### [To do]
Retype the listing that follows, word for word.
○ ○ ○ ○ ○
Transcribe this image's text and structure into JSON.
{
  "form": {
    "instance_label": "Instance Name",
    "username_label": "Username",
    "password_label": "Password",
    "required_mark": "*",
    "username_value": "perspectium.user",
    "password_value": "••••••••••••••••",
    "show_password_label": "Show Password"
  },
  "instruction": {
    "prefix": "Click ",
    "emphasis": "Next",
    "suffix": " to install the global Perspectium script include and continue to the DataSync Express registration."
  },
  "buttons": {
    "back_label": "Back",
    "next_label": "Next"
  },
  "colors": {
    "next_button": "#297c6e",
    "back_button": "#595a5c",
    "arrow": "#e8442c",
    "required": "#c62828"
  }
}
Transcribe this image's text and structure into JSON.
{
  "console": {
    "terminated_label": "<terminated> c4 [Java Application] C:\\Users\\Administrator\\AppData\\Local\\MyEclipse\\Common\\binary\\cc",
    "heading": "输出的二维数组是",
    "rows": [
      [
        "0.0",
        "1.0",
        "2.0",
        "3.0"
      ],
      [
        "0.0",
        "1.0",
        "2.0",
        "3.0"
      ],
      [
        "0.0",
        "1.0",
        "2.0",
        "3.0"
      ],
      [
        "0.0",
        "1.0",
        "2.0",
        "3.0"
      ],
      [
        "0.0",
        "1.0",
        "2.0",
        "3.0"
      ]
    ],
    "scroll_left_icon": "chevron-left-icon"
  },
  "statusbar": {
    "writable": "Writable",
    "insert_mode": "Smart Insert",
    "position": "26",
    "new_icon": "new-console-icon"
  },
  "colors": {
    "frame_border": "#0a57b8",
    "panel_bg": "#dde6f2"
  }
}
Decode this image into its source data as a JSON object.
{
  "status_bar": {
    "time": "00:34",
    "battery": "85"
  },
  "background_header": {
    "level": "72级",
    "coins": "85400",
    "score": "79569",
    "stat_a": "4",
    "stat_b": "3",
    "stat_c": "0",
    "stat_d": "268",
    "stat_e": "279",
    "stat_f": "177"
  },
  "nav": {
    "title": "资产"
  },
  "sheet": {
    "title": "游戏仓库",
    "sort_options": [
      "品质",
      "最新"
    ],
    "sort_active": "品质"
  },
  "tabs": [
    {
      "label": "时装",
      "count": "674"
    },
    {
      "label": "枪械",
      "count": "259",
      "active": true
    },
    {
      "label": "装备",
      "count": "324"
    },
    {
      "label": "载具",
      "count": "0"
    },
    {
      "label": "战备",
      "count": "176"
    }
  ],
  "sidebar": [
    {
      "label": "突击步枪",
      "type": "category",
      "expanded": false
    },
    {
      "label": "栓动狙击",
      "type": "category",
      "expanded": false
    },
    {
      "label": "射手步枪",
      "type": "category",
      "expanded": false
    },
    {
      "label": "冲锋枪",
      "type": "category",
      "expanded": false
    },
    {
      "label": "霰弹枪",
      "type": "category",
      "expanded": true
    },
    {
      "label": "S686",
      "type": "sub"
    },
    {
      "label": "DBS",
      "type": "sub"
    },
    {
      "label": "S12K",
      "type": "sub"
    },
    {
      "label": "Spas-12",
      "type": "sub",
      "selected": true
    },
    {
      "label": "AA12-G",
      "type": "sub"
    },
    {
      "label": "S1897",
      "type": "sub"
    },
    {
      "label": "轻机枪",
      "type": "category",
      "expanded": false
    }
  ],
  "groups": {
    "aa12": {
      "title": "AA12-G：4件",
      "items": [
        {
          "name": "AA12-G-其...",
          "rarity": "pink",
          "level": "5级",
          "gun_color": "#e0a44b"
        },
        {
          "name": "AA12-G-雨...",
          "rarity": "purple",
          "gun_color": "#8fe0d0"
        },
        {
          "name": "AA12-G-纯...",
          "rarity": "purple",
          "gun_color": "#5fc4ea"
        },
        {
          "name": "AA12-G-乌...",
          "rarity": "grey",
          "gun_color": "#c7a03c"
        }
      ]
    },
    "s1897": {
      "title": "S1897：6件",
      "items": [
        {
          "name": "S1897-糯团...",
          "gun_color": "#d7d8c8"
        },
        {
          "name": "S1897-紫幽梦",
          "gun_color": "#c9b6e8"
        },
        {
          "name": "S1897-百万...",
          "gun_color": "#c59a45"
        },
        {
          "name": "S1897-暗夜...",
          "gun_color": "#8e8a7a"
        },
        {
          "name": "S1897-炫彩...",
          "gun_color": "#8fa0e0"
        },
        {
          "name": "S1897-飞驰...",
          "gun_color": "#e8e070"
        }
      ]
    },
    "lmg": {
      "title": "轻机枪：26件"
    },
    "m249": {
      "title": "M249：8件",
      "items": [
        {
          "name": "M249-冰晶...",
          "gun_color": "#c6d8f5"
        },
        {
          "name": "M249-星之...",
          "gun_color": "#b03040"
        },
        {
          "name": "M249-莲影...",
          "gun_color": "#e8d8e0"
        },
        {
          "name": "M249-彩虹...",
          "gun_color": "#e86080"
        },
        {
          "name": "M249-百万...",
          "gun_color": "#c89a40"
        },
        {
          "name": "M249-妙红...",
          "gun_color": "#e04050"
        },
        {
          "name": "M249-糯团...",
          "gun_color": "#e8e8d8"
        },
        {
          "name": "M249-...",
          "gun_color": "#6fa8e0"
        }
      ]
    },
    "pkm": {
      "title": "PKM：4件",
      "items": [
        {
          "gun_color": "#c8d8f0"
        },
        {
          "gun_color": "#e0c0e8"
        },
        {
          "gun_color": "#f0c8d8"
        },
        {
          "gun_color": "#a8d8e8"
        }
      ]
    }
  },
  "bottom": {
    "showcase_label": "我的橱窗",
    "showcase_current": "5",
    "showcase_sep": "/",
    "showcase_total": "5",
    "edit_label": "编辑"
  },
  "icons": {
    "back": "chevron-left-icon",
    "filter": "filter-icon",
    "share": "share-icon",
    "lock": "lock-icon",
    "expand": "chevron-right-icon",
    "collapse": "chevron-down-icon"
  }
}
○ ○ ○ ○ ○
### [Expected answer]
Transcribe this image's text and structure into JSON.
{
  "form": {
    "instance_label": "Instance Name",
    "username_label": "Username",
    "password_label": "Password",
    "required_mark": "*",
    "username_value": "perspectium.user",
    "password_value": "••••••••••••••••",
    "show_password_label": "Show Password"
  },
  "instruction": {
    "prefix": "Click ",
    "emphasis": "Next",
    "suffix": " to install the global Perspectium script include and continue to the DataSync Express registration."
  },
  "buttons": {
    "back_label": "Back",
    "next_label": "Next"
  },
  "colors": {
    "next_button": "#297c6e",
    "back_button": "#595a5c",
    "arrow": "#e8442c",
    "required": "#c62828"
  }
}
Transcribe this image's text and structure into JSON.
{
  "console": {
    "terminated_label": "<terminated> c4 [Java Application] C:\\Users\\Administrator\\AppData\\Local\\MyEclipse\\Common\\binary\\cc",
    "heading": "输出的二维数组是",
    "rows": [
      [
        "0.0",
        "1.0",
        "2.0",
        "3.0"
      ],
      [
        "0.0",
        "1.0",
        "2.0",
        "3.0"
      ],
      [
        "0.0",
        "1.0",
        "2.0",
        "3.0"
      ],
      [
        "0.0",
        "1.0",
        "2.0",
        "3.0"
      ],
      [
        "0.0",
        "1.0",
        "2.0",
        "3.0"
      ]
    ],
    "scroll_left_icon": "chevron-left-icon"
  },
  "statusbar": {
    "writable": "Writable",
    "insert_mode": "Smart Insert",
    "position": "26",
    "new_icon": "new-console-icon"
  },
  "colors": {
    "frame_border": "#0a57b8",
    "panel_bg": "#dde6f2"
  }
}
Decode this image into its source data as a JSON object.
{
  "status_bar": {
    "time": "00:34",
    "battery": "85"
  },
  "background_header": {
    "level": "72级",
    "coins": "85400",
    "score": "79569",
    "stat_a": "4",
    "stat_b": "3",
    "stat_c": "0",
    "stat_d": "268",
    "stat_e": "279",
    "stat_f": "177"
  },
  "nav": {
    "title": "资产"
  },
  "sheet": {
    "title": "游戏仓库",
    "sort_options": [
      "品质",
      "最新"
    ],
    "sort_active": "品质"
  },
  "tabs": [
    {
      "label": "时装",
      "count": "674"
    },
    {
      "label": "枪械",
      "count": "259",
      "active": true
    },
    {
      "label": "装备",
      "count": "324"
    },
    {
      "label": "载具",
      "count": "0"
    },
    {
      "label": "战备",
      "count": "176"
    }
  ],
  "sidebar": [
    {
      "label": "突击步枪",
      "type": "category",
      "expanded": false
    },
    {
      "label": "栓动狙击",
      "type": "category",
      "expanded": false
    },
    {
      "label": "射手步枪",
      "type": "category",
      "expanded": false
    },
    {
      "label": "冲锋枪",
      "type": "category",
      "expanded": false
    },
    {
      "label": "霰弹枪",
      "type": "category",
      "expanded": true
    },
    {
      "label": "S686",
      "type": "sub"
    },
    {
      "label": "DBS",
      "type": "sub"
    },
    {
      "label": "S12K",
      "type": "sub"
    },
    {
      "label": "Spas-12",
      "type": "sub",
      "selected": true
    },
    {
      "label": "AA12-G",
      "type": "sub"
    },
    {
      "label": "S1897",
      "type": "sub"
    },
    {
      "label": "轻机枪",
      "type": "category",
      "expanded": false
    }
  ],
  "groups": {
    "aa12": {
      "title": "AA12-G：4件",
      "items": [
        {
          "name": "AA12-G-其...",
          "rarity": "pink",
          "level": "5级",
          "gun_color": "#e0a44b"
        },
        {
          "name": "AA12-G-雨...",
          "rarity": "purple",
          "gun_color": "#8fe0d0"
        },
        {
          "name": "AA12-G-纯...",
          "rarity": "purple",
          "gun_color": "#5fc4ea"
        },
        {
          "name": "AA12-G-乌...",
          "rarity": "grey",
          "gun_color": "#c7a03c"
        }
      ]
    },
    "s1897": {
      "title": "S1897：6件",
      "items": [
        {
          "name": "S1897-糯团...",
          "gun_color": "#d7d8c8"
        },
        {
          "name": "S1897-紫幽梦",
          "gun_color": "#c9b6e8"
        },
        {
          "name": "S1897-百万...",
          "gun_color": "#c59a45"
        },
        {
          "name": "S1897-暗夜...",
          "gun_color": "#8e8a7a"
        },
        {
          "name": "S1897-炫彩...",
          "gun_color": "#8fa0e0"
        },
        {
          "name": "S1897-飞驰...",
          "gun_color": "#e8e070"
        }
      ]
    },
    "lmg": {
      "title": "轻机枪：26件"
    },
    "m249": {
      "title": "M249：8件",
      "items": [
        {
          "name": "M249-冰晶...",
          "gun_color": "#c6d8f5"
        },
        {
          "name": "M249-星之...",
          "gun_color": "#b03040"
        },
        {
          "name": "M249-莲影...",
          "gun_color": "#e8d8e0"
        },
        {
          "name": "M249-彩虹...",
          "gun_color": "#e86080"
        },
        {
          "name": "M249-百万...",
          "gun_color": "#c89a40"
        },
        {
          "name": "M249-妙红...",
          "gun_color": "#e04050"
        },
        {
          "name": "M249-糯团...",
          "gun_color": "#e8e8d8"
        },
        {
          "name": "M249-...",
          "gun_color": "#6fa8e0"
        }
      ]
    },
    "pkm": {
      "title": "PKM：4件",
      "items": [
        {
          "gun_color": "#c8d8f0"
        },
        {
          "gun_color": "#e0c0e8"
        },
        {
          "gun_color": "#f0c8d8"
        },
        {
          "gun_color": "#a8d8e8"
        }
      ]
    }
  },
  "bottom": {
    "showcase_label": "我的橱窗",
    "showcase_current": "5",
    "showcase_sep": "/",
    "showcase_total": "5",
    "edit_label": "编辑"
  },
  "icons": {
    "back": "chevron-left-icon",
    "filter": "filter-icon",
    "share": "share-icon",
    "lock": "lock-icon",
    "expand": "chevron-right-icon",
    "collapse": "chevron-down-icon"
  }
}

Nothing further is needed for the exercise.